→ **YOUR TASK**:
Check each line of the listing below for the word "新二十四孝" and say how many lines have it. Nothing else should be written.

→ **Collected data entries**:
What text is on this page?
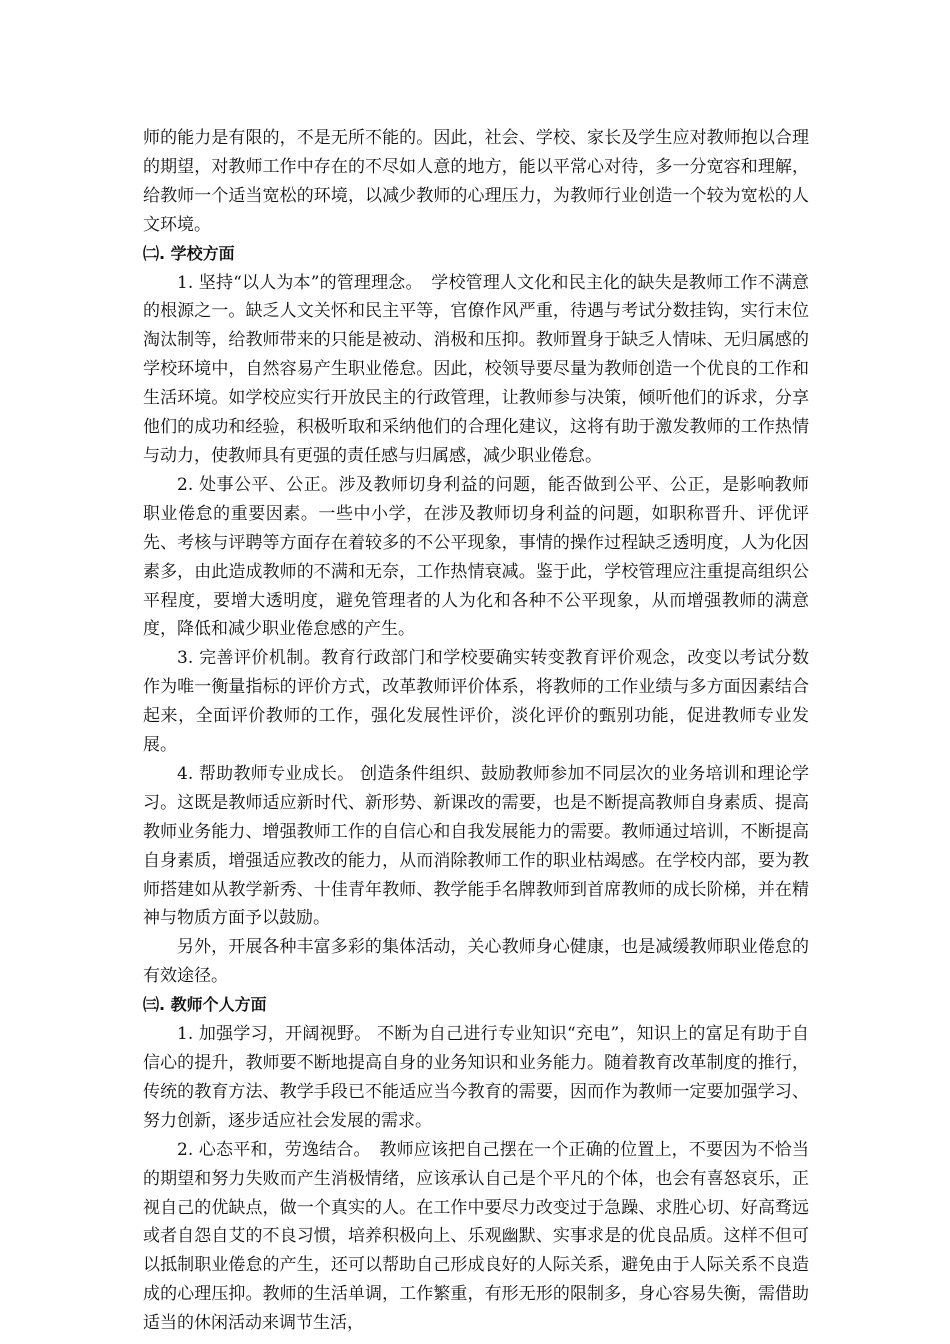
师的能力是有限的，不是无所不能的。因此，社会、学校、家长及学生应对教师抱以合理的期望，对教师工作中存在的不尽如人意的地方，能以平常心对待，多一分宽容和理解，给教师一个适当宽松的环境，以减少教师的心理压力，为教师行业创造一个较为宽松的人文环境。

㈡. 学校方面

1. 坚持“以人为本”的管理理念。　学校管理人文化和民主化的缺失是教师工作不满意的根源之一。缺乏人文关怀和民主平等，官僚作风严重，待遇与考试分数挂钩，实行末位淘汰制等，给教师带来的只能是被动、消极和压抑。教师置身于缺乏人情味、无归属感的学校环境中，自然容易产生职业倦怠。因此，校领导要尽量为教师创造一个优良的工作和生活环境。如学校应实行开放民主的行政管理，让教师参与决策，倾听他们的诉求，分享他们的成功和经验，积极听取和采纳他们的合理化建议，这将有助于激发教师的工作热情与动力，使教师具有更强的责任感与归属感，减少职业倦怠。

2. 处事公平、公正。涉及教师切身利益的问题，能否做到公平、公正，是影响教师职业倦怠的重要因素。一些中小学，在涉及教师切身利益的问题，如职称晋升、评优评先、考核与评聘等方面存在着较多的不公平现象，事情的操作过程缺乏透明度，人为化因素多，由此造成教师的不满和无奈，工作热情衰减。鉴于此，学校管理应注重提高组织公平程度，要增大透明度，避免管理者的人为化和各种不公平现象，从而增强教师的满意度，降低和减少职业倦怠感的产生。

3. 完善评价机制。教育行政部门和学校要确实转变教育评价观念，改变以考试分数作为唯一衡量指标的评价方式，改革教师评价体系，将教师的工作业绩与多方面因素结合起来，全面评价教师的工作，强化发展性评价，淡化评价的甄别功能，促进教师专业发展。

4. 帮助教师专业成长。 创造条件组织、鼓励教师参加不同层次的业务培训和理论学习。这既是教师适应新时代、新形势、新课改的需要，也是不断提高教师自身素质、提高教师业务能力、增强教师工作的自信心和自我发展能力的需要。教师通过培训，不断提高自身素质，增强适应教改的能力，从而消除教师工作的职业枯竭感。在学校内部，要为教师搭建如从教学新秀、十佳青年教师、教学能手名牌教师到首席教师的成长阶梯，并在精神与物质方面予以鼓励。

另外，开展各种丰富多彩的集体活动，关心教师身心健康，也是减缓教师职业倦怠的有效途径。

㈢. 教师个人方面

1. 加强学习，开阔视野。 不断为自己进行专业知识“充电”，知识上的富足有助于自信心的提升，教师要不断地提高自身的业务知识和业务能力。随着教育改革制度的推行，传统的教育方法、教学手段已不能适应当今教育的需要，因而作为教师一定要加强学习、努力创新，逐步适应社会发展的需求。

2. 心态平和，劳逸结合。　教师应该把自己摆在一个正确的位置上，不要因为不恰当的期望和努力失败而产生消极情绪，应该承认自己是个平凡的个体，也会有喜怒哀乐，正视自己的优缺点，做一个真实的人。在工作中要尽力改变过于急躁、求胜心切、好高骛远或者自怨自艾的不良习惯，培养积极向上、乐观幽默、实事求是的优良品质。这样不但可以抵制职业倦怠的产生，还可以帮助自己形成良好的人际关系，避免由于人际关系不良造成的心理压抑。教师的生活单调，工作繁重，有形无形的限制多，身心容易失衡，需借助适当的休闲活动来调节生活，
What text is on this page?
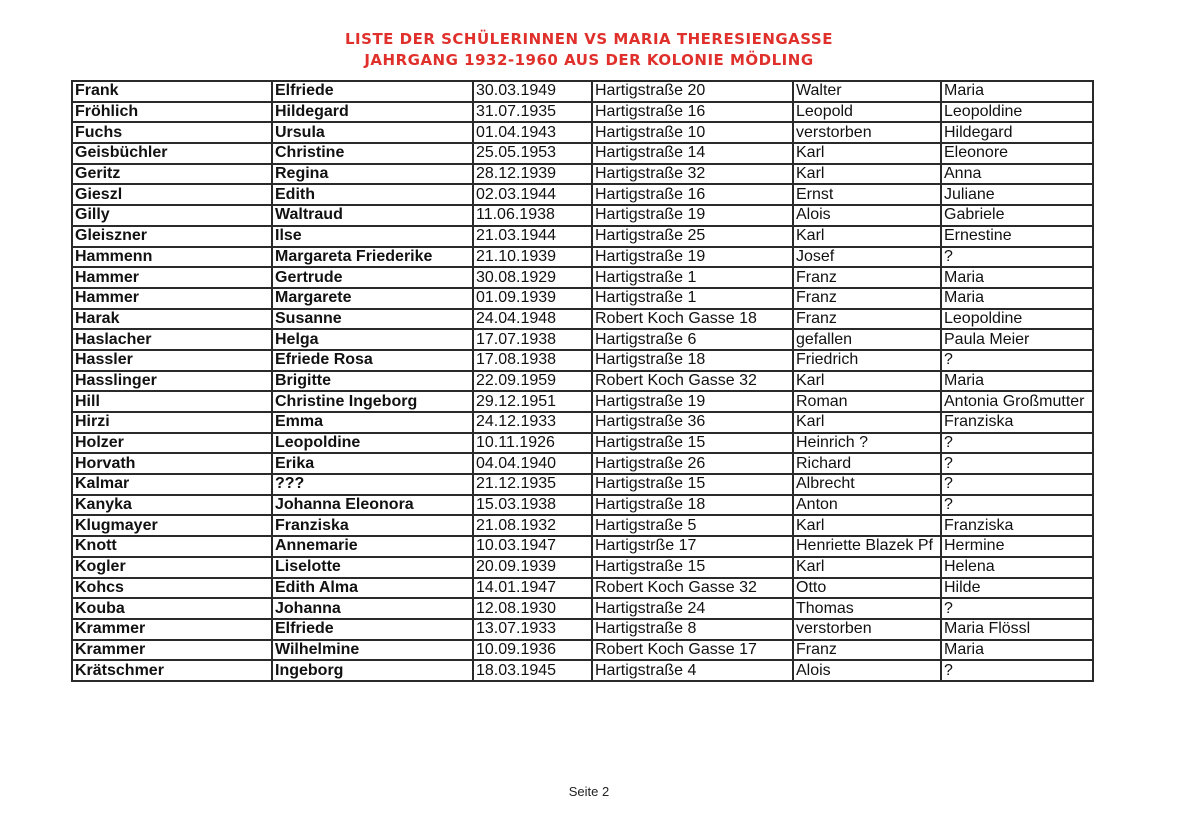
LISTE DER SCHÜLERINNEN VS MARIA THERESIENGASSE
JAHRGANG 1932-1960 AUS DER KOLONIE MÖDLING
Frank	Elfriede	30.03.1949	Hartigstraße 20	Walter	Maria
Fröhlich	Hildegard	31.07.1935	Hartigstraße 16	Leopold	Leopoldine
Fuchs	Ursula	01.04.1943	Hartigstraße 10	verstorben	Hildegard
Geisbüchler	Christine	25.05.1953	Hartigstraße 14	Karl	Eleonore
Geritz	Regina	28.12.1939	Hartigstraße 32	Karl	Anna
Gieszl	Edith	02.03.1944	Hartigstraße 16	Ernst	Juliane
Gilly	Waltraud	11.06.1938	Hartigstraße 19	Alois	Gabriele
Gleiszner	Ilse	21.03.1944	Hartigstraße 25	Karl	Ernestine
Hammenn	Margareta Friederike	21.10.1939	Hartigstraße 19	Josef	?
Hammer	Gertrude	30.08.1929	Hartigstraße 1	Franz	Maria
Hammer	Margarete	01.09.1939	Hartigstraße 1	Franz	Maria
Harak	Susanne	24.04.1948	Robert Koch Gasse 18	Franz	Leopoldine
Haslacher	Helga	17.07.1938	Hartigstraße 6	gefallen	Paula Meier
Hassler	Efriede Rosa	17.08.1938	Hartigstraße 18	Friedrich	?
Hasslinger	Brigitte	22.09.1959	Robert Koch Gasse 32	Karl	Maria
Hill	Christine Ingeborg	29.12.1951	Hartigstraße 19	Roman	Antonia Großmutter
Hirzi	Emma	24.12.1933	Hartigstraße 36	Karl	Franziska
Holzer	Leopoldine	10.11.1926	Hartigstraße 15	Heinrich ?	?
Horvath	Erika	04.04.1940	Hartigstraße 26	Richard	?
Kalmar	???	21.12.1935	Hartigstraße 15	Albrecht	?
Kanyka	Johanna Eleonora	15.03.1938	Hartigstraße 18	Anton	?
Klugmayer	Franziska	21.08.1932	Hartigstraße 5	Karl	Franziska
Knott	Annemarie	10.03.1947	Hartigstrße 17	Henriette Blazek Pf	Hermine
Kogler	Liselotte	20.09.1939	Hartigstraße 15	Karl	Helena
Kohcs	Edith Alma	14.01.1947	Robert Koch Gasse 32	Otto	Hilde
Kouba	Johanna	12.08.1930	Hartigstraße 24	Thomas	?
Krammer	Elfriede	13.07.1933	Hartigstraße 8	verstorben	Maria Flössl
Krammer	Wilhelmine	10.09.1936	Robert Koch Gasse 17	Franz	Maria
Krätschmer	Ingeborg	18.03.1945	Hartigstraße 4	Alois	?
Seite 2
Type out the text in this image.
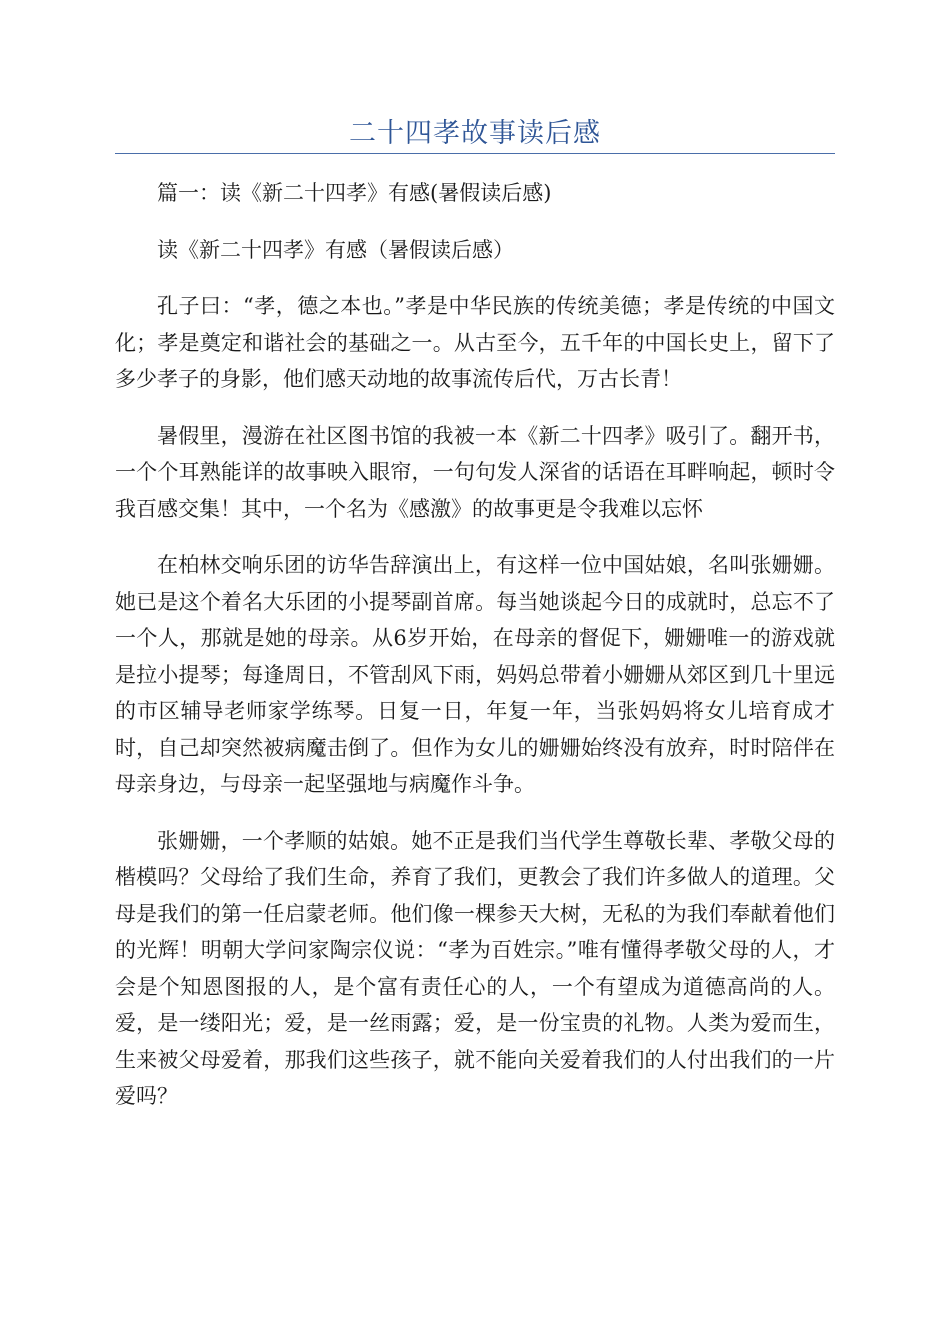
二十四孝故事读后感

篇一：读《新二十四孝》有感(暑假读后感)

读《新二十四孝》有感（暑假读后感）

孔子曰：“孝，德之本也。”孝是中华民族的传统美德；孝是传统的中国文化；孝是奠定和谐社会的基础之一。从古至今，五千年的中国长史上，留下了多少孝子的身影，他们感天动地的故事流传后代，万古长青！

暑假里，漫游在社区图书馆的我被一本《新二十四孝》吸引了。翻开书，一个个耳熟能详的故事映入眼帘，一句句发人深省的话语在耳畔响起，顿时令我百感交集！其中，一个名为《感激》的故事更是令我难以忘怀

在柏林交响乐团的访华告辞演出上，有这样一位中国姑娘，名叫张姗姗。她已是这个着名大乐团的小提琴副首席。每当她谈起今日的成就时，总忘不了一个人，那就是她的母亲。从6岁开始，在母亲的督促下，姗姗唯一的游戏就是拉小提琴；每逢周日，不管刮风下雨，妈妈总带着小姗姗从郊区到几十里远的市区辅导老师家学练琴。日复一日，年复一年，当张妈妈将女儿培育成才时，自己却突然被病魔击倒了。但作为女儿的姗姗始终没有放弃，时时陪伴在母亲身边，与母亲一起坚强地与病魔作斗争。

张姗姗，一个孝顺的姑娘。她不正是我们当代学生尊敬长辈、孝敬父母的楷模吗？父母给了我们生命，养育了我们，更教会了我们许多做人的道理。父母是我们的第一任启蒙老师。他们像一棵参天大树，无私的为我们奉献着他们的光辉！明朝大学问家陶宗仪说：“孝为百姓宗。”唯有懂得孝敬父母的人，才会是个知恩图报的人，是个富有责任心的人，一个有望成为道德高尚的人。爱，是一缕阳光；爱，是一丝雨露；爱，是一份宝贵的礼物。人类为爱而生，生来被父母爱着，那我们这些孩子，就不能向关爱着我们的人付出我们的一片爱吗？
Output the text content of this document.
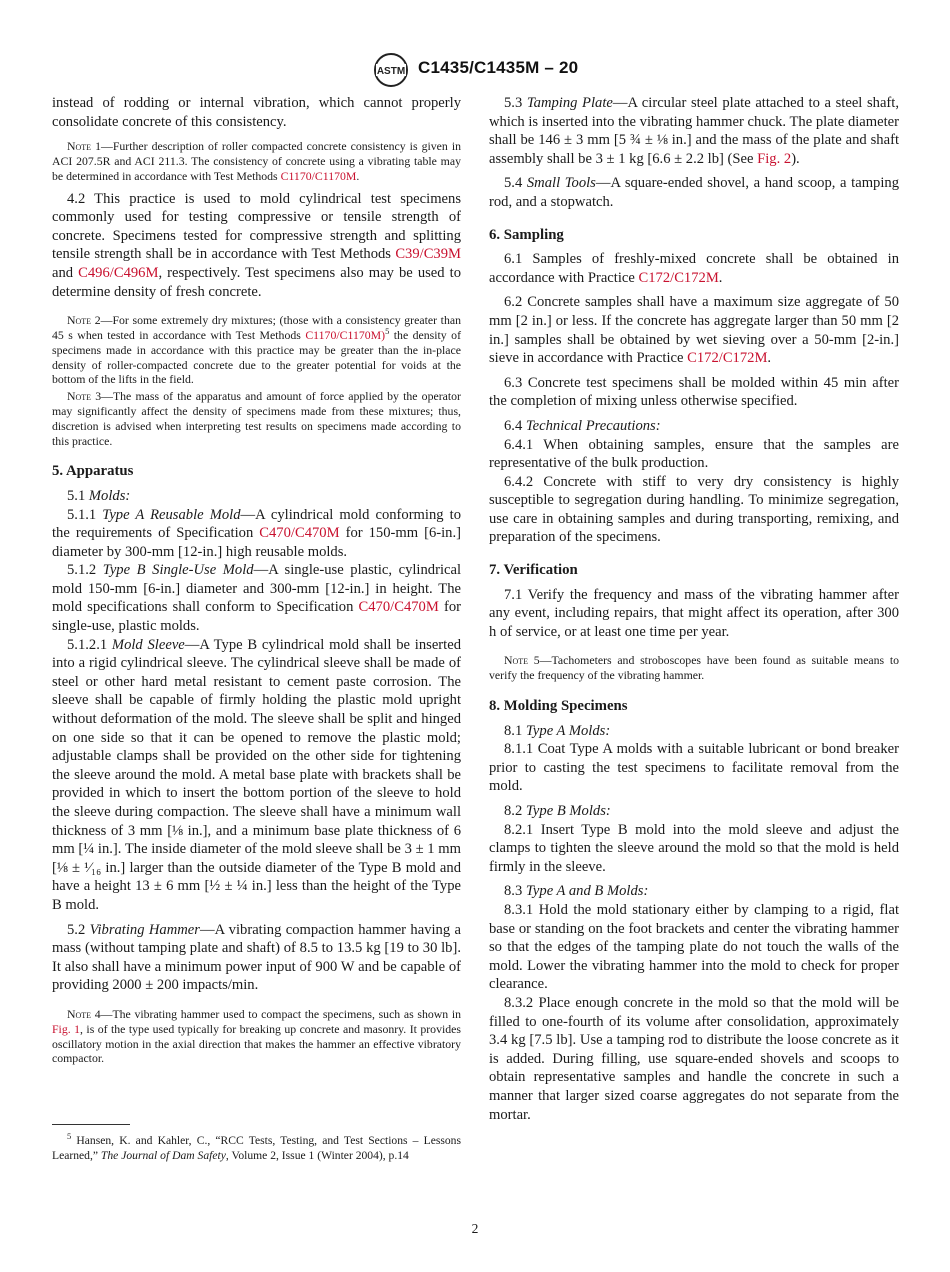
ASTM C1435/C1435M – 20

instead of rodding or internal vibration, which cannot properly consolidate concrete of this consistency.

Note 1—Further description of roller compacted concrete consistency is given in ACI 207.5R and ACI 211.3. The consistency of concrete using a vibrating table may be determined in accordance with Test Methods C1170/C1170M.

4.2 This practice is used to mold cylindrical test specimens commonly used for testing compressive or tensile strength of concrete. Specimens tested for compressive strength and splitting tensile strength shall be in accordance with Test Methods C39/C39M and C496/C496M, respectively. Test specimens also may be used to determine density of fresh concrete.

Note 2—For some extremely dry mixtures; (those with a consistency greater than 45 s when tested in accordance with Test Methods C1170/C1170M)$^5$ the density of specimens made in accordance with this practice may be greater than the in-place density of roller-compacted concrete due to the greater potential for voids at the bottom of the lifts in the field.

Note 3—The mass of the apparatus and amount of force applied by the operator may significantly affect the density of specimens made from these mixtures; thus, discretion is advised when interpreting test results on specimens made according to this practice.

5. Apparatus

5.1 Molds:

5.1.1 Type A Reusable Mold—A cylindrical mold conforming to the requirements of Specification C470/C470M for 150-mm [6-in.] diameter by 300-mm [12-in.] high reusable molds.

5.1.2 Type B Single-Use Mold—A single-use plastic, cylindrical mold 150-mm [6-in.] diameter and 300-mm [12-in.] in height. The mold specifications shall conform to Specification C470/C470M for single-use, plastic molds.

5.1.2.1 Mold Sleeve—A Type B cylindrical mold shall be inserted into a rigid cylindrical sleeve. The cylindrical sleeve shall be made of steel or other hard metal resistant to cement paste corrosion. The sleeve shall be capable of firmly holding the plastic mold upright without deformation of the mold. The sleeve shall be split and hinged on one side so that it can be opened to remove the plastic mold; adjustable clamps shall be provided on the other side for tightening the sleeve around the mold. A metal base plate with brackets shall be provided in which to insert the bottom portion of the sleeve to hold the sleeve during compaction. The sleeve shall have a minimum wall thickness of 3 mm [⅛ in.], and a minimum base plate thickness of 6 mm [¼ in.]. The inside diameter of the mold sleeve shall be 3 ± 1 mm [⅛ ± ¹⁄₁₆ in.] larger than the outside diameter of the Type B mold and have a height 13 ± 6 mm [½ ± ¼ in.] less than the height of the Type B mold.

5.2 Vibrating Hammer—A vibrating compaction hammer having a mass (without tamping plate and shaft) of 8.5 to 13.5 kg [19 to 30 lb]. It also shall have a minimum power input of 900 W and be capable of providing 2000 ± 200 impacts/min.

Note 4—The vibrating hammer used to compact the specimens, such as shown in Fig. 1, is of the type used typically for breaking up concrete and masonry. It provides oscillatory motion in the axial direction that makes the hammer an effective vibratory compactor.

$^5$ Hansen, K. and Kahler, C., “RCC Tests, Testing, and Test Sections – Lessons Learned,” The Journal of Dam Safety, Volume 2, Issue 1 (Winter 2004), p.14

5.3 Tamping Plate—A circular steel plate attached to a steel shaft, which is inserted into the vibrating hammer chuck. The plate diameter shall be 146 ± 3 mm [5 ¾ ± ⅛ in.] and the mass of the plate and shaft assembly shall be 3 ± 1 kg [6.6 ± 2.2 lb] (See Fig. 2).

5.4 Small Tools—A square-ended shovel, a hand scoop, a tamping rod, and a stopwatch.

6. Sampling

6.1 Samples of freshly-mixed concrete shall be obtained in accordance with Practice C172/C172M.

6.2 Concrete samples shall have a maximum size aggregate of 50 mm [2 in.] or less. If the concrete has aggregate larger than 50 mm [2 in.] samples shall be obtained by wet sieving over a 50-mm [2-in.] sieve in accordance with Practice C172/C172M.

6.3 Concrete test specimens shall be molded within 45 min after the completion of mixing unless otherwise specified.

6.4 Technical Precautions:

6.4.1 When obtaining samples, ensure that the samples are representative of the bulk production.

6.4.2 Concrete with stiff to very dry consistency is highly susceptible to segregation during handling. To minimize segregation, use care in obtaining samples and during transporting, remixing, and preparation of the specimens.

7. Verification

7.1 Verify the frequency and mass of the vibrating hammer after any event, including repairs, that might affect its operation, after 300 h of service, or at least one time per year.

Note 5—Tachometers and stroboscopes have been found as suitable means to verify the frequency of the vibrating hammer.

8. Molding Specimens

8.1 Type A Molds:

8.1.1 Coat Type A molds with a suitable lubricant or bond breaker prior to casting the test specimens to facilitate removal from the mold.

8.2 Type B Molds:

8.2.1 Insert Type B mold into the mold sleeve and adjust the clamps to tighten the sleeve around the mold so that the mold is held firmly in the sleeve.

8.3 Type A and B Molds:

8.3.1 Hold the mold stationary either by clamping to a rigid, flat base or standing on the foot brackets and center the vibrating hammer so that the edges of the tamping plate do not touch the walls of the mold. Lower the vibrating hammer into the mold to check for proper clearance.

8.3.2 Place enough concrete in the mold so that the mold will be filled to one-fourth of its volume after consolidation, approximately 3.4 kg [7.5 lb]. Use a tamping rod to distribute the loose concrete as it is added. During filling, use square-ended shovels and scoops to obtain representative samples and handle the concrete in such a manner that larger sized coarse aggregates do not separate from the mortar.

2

→ **EXERCISE SOLUTION**:
3